>> begin Data for this exercise
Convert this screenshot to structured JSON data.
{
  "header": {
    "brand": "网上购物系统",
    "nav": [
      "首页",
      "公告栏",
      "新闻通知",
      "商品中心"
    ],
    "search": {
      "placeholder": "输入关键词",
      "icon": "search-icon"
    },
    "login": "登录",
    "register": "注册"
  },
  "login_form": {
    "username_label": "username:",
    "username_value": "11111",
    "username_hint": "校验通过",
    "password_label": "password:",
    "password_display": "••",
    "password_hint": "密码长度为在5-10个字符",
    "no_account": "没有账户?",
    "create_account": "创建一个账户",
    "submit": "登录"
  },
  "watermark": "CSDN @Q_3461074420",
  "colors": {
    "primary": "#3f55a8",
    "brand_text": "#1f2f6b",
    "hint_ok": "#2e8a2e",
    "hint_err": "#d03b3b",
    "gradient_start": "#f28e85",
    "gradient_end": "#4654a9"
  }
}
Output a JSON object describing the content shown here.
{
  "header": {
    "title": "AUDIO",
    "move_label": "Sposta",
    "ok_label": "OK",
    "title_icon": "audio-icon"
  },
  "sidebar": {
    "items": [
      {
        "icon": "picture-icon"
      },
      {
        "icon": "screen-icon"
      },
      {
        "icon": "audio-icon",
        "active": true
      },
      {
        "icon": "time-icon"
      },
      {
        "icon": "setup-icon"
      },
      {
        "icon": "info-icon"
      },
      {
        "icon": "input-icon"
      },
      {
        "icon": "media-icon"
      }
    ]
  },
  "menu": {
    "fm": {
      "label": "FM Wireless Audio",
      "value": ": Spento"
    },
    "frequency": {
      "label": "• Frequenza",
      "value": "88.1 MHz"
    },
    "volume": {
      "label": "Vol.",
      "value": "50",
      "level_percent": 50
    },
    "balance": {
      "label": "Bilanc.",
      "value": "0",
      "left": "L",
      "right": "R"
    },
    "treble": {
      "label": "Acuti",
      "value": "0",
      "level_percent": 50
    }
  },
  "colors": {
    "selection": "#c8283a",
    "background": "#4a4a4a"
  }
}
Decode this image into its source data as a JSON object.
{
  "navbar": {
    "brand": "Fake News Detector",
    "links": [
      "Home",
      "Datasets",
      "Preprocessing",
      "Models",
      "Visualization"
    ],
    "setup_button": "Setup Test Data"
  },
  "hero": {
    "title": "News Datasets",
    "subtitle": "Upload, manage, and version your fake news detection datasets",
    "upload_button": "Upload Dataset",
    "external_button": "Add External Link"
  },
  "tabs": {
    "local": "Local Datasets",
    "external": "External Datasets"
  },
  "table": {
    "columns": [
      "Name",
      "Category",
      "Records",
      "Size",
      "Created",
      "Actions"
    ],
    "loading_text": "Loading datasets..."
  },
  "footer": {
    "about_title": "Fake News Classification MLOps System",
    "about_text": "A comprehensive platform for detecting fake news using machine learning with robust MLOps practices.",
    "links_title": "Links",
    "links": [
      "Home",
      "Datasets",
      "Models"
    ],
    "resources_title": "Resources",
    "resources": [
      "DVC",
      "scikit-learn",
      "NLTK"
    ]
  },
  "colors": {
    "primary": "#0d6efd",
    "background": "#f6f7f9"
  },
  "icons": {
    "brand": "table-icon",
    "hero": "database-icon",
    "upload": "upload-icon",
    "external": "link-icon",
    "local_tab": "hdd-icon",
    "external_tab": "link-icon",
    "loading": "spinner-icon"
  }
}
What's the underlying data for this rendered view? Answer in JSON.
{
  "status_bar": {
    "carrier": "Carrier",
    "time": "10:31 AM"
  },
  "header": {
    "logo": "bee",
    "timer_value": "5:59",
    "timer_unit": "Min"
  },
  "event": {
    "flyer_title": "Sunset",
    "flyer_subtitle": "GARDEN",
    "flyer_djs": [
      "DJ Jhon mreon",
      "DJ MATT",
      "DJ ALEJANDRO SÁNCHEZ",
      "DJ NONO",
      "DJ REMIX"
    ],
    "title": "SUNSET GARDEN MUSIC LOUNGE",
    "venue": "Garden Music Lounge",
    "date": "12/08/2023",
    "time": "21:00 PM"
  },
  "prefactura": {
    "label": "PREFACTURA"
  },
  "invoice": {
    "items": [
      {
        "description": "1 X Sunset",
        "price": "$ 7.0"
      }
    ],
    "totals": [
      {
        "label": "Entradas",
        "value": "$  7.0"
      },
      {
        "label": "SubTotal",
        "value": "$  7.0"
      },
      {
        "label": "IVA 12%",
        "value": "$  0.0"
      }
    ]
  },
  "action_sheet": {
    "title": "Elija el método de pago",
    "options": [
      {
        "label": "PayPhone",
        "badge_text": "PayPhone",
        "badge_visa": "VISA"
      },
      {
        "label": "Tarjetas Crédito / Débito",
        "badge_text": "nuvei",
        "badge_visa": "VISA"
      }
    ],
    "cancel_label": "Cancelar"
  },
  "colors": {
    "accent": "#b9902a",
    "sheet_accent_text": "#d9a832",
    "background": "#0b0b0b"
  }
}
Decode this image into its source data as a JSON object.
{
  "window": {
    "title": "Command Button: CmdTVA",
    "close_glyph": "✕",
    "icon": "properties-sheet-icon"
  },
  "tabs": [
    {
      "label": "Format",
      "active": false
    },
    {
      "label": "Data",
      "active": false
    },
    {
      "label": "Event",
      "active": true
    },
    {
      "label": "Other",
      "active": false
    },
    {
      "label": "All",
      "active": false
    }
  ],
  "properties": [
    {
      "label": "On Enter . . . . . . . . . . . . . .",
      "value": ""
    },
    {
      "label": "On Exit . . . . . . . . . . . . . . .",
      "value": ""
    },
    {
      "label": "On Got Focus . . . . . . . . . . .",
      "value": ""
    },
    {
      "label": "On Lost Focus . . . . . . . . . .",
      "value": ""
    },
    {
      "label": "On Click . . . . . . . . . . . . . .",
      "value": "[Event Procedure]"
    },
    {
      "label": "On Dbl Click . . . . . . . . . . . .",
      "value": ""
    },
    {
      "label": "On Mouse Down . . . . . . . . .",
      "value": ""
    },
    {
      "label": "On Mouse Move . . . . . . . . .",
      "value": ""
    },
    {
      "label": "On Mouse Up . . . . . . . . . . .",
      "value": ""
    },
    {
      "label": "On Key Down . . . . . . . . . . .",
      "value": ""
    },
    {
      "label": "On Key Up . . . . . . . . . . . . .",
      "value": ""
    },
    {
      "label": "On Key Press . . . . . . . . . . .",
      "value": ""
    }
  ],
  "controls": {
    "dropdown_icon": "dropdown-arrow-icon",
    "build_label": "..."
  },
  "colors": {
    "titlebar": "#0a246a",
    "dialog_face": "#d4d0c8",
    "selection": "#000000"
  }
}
>> end Data for this exercise
## [What you will do]
Write out the whole listing again, exactly as it stands.

## [Answer to the task]
Convert this screenshot to structured JSON data.
{
  "header": {
    "brand": "网上购物系统",
    "nav": [
      "首页",
      "公告栏",
      "新闻通知",
      "商品中心"
    ],
    "search": {
      "placeholder": "输入关键词",
      "icon": "search-icon"
    },
    "login": "登录",
    "register": "注册"
  },
  "login_form": {
    "username_label": "username:",
    "username_value": "11111",
    "username_hint": "校验通过",
    "password_label": "password:",
    "password_display": "••",
    "password_hint": "密码长度为在5-10个字符",
    "no_account": "没有账户?",
    "create_account": "创建一个账户",
    "submit": "登录"
  },
  "watermark": "CSDN @Q_3461074420",
  "colors": {
    "primary": "#3f55a8",
    "brand_text": "#1f2f6b",
    "hint_ok": "#2e8a2e",
    "hint_err": "#d03b3b",
    "gradient_start": "#f28e85",
    "gradient_end": "#4654a9"
  }
}
Output a JSON object describing the content shown here.
{
  "header": {
    "title": "AUDIO",
    "move_label": "Sposta",
    "ok_label": "OK",
    "title_icon": "audio-icon"
  },
  "sidebar": {
    "items": [
      {
        "icon": "picture-icon"
      },
      {
        "icon": "screen-icon"
      },
      {
        "icon": "audio-icon",
        "active": true
      },
      {
        "icon": "time-icon"
      },
      {
        "icon": "setup-icon"
      },
      {
        "icon": "info-icon"
      },
      {
        "icon": "input-icon"
      },
      {
        "icon": "media-icon"
      }
    ]
  },
  "menu": {
    "fm": {
      "label": "FM Wireless Audio",
      "value": ": Spento"
    },
    "frequency": {
      "label": "• Frequenza",
      "value": "88.1 MHz"
    },
    "volume": {
      "label": "Vol.",
      "value": "50",
      "level_percent": 50
    },
    "balance": {
      "label": "Bilanc.",
      "value": "0",
      "left": "L",
      "right": "R"
    },
    "treble": {
      "label": "Acuti",
      "value": "0",
      "level_percent": 50
    }
  },
  "colors": {
    "selection": "#c8283a",
    "background": "#4a4a4a"
  }
}
Decode this image into its source data as a JSON object.
{
  "navbar": {
    "brand": "Fake News Detector",
    "links": [
      "Home",
      "Datasets",
      "Preprocessing",
      "Models",
      "Visualization"
    ],
    "setup_button": "Setup Test Data"
  },
  "hero": {
    "title": "News Datasets",
    "subtitle": "Upload, manage, and version your fake news detection datasets",
    "upload_button": "Upload Dataset",
    "external_button": "Add External Link"
  },
  "tabs": {
    "local": "Local Datasets",
    "external": "External Datasets"
  },
  "table": {
    "columns": [
      "Name",
      "Category",
      "Records",
      "Size",
      "Created",
      "Actions"
    ],
    "loading_text": "Loading datasets..."
  },
  "footer": {
    "about_title": "Fake News Classification MLOps System",
    "about_text": "A comprehensive platform for detecting fake news using machine learning with robust MLOps practices.",
    "links_title": "Links",
    "links": [
      "Home",
      "Datasets",
      "Models"
    ],
    "resources_title": "Resources",
    "resources": [
      "DVC",
      "scikit-learn",
      "NLTK"
    ]
  },
  "colors": {
    "primary": "#0d6efd",
    "background": "#f6f7f9"
  },
  "icons": {
    "brand": "table-icon",
    "hero": "database-icon",
    "upload": "upload-icon",
    "external": "link-icon",
    "local_tab": "hdd-icon",
    "external_tab": "link-icon",
    "loading": "spinner-icon"
  }
}
What's the underlying data for this rendered view? Answer in JSON.
{
  "status_bar": {
    "carrier": "Carrier",
    "time": "10:31 AM"
  },
  "header": {
    "logo": "bee",
    "timer_value": "5:59",
    "timer_unit": "Min"
  },
  "event": {
    "flyer_title": "Sunset",
    "flyer_subtitle": "GARDEN",
    "flyer_djs": [
      "DJ Jhon mreon",
      "DJ MATT",
      "DJ ALEJANDRO SÁNCHEZ",
      "DJ NONO",
      "DJ REMIX"
    ],
    "title": "SUNSET GARDEN MUSIC LOUNGE",
    "venue": "Garden Music Lounge",
    "date": "12/08/2023",
    "time": "21:00 PM"
  },
  "prefactura": {
    "label": "PREFACTURA"
  },
  "invoice": {
    "items": [
      {
        "description": "1 X Sunset",
        "price": "$ 7.0"
      }
    ],
    "totals": [
      {
        "label": "Entradas",
        "value": "$  7.0"
      },
      {
        "label": "SubTotal",
        "value": "$  7.0"
      },
      {
        "label": "IVA 12%",
        "value": "$  0.0"
      }
    ]
  },
  "action_sheet": {
    "title": "Elija el método de pago",
    "options": [
      {
        "label": "PayPhone",
        "badge_text": "PayPhone",
        "badge_visa": "VISA"
      },
      {
        "label": "Tarjetas Crédito / Débito",
        "badge_text": "nuvei",
        "badge_visa": "VISA"
      }
    ],
    "cancel_label": "Cancelar"
  },
  "colors": {
    "accent": "#b9902a",
    "sheet_accent_text": "#d9a832",
    "background": "#0b0b0b"
  }
}
Decode this image into its source data as a JSON object.
{
  "window": {
    "title": "Command Button: CmdTVA",
    "close_glyph": "✕",
    "icon": "properties-sheet-icon"
  },
  "tabs": [
    {
      "label": "Format",
      "active": false
    },
    {
      "label": "Data",
      "active": false
    },
    {
      "label": "Event",
      "active": true
    },
    {
      "label": "Other",
      "active": false
    },
    {
      "label": "All",
      "active": false
    }
  ],
  "properties": [
    {
      "label": "On Enter . . . . . . . . . . . . . .",
      "value": ""
    },
    {
      "label": "On Exit . . . . . . . . . . . . . . .",
      "value": ""
    },
    {
      "label": "On Got Focus . . . . . . . . . . .",
      "value": ""
    },
    {
      "label": "On Lost Focus . . . . . . . . . .",
      "value": ""
    },
    {
      "label": "On Click . . . . . . . . . . . . . .",
      "value": "[Event Procedure]"
    },
    {
      "label": "On Dbl Click . . . . . . . . . . . .",
      "value": ""
    },
    {
      "label": "On Mouse Down . . . . . . . . .",
      "value": ""
    },
    {
      "label": "On Mouse Move . . . . . . . . .",
      "value": ""
    },
    {
      "label": "On Mouse Up . . . . . . . . . . .",
      "value": ""
    },
    {
      "label": "On Key Down . . . . . . . . . . .",
      "value": ""
    },
    {
      "label": "On Key Up . . . . . . . . . . . . .",
      "value": ""
    },
    {
      "label": "On Key Press . . . . . . . . . . .",
      "value": ""
    }
  ],
  "controls": {
    "dropdown_icon": "dropdown-arrow-icon",
    "build_label": "..."
  },
  "colors": {
    "titlebar": "#0a246a",
    "dialog_face": "#d4d0c8",
    "selection": "#000000"
  }
}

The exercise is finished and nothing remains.